**Stated goal:** What lines of the data include the string "International"? Copy them all.

Dataset listings of figures
____
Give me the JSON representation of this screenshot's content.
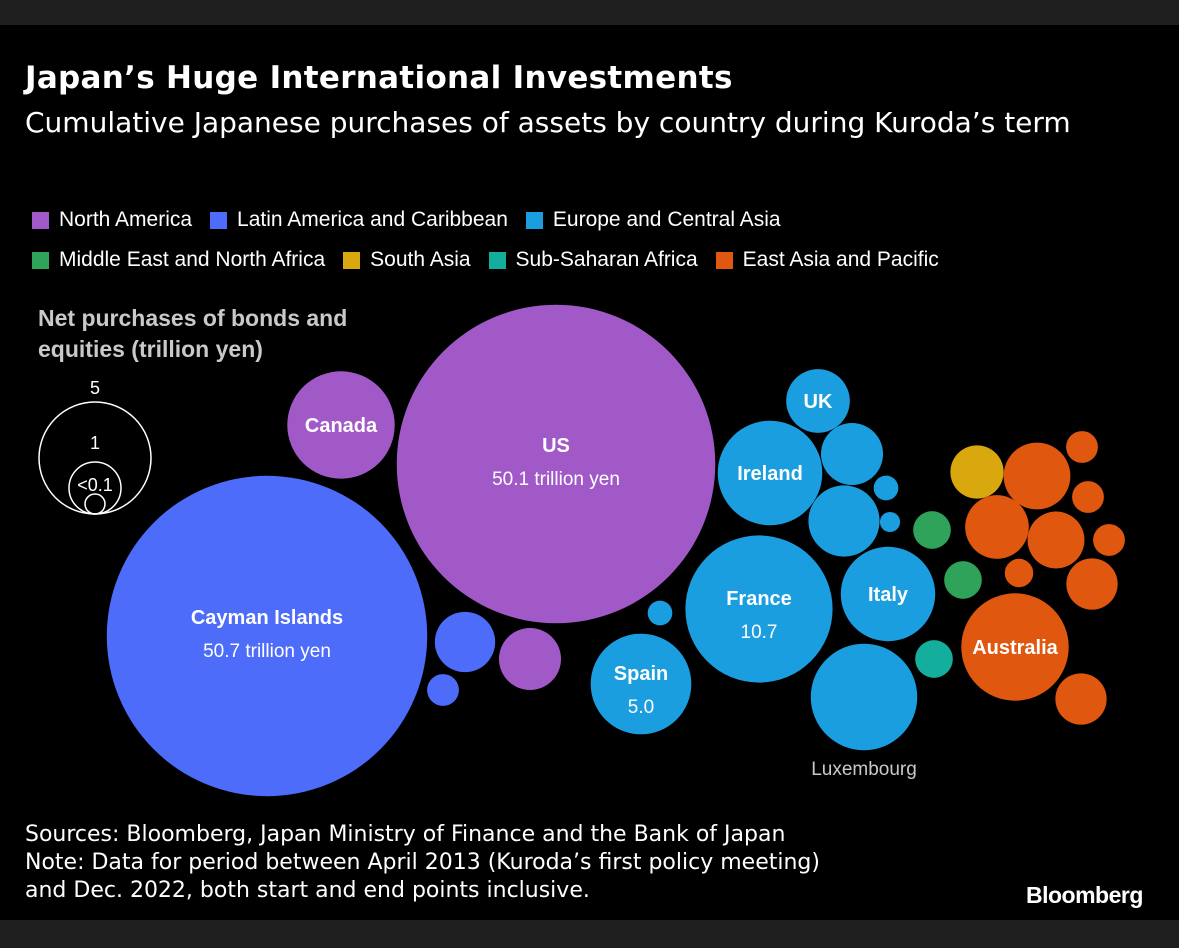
{
  "title": "Japan’s Huge International Investments",
  "subtitle": "Cumulative Japanese purchases of assets by country during Kuroda’s term",
  "size_legend": {
    "title_line1": "Net purchases of bonds and",
    "title_line2": "equities (trillion yen)",
    "labels": [
      "5",
      "1",
      "<0.1"
    ]
  },
  "footer": {
    "sources": "Sources: Bloomberg, Japan Ministry of Finance and the Bank of Japan",
    "note_line1": "Note: Data for period between April 2013 (Kuroda’s first policy meeting)",
    "note_line2": "and Dec. 2022, both start and end points inclusive."
  },
  "brand": "Bloomberg",
  "chart_data": {
    "type": "bubble",
    "title": "Japan’s Huge International Investments",
    "subtitle": "Cumulative Japanese purchases of assets by country during Kuroda’s term",
    "unit": "trillion yen",
    "legend_placement": "top",
    "regions": [
      {
        "name": "North America",
        "color": "#a259c8"
      },
      {
        "name": "Latin America and Caribbean",
        "color": "#4d6cfa"
      },
      {
        "name": "Europe and Central Asia",
        "color": "#1b9ee0"
      },
      {
        "name": "Middle East and North Africa",
        "color": "#2fa35a"
      },
      {
        "name": "South Asia",
        "color": "#d9a80f"
      },
      {
        "name": "Sub-Saharan Africa",
        "color": "#14ae9c"
      },
      {
        "name": "East Asia and Pacific",
        "color": "#e0570f"
      }
    ],
    "bubbles": [
      {
        "label": "Cayman Islands",
        "value": 50.7,
        "value_label": "50.7 trillion yen",
        "region": 1
      },
      {
        "label": "US",
        "value": 50.1,
        "value_label": "50.1 trillion yen",
        "region": 0
      },
      {
        "label": "Canada",
        "value": 5.7,
        "region": 0
      },
      {
        "label": "",
        "value": 1.9,
        "region": 0
      },
      {
        "label": "",
        "value": 1.8,
        "region": 1
      },
      {
        "label": "",
        "value": 0.5,
        "region": 1
      },
      {
        "label": "France",
        "value": 10.7,
        "value_label": "10.7",
        "region": 2
      },
      {
        "label": "Spain",
        "value": 5.0,
        "value_label": "5.0",
        "region": 2
      },
      {
        "label": "Ireland",
        "value": 5.4,
        "region": 2
      },
      {
        "label": "Italy",
        "value": 4.4,
        "region": 2
      },
      {
        "label": "UK",
        "value": 2.0,
        "region": 2
      },
      {
        "label": "Luxembourg",
        "value": 5.6,
        "region": 2
      },
      {
        "label": "",
        "value": 1.9,
        "region": 2
      },
      {
        "label": "",
        "value": 2.5,
        "region": 2
      },
      {
        "label": "",
        "value": 0.3,
        "region": 2
      },
      {
        "label": "",
        "value": 0.2,
        "region": 2
      },
      {
        "label": "",
        "value": 0.3,
        "region": 2
      },
      {
        "label": "",
        "value": 0.7,
        "region": 3
      },
      {
        "label": "",
        "value": 0.7,
        "region": 3
      },
      {
        "label": "",
        "value": 0.7,
        "region": 5
      },
      {
        "label": "",
        "value": 1.4,
        "region": 4
      },
      {
        "label": "Australia",
        "value": 5.7,
        "region": 6
      },
      {
        "label": "",
        "value": 2.2,
        "region": 6
      },
      {
        "label": "",
        "value": 1.6,
        "region": 6
      },
      {
        "label": "",
        "value": 2.0,
        "region": 6
      },
      {
        "label": "",
        "value": 1.3,
        "region": 6
      },
      {
        "label": "",
        "value": 1.3,
        "region": 6
      },
      {
        "label": "",
        "value": 0.5,
        "region": 6
      },
      {
        "label": "",
        "value": 0.5,
        "region": 6
      },
      {
        "label": "",
        "value": 0.5,
        "region": 6
      },
      {
        "label": "",
        "value": 0.4,
        "region": 6
      }
    ]
  }
}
____
**Written reply:**
  "title": "Japan’s Huge International Investments",
    "title": "Japan’s Huge International Investments",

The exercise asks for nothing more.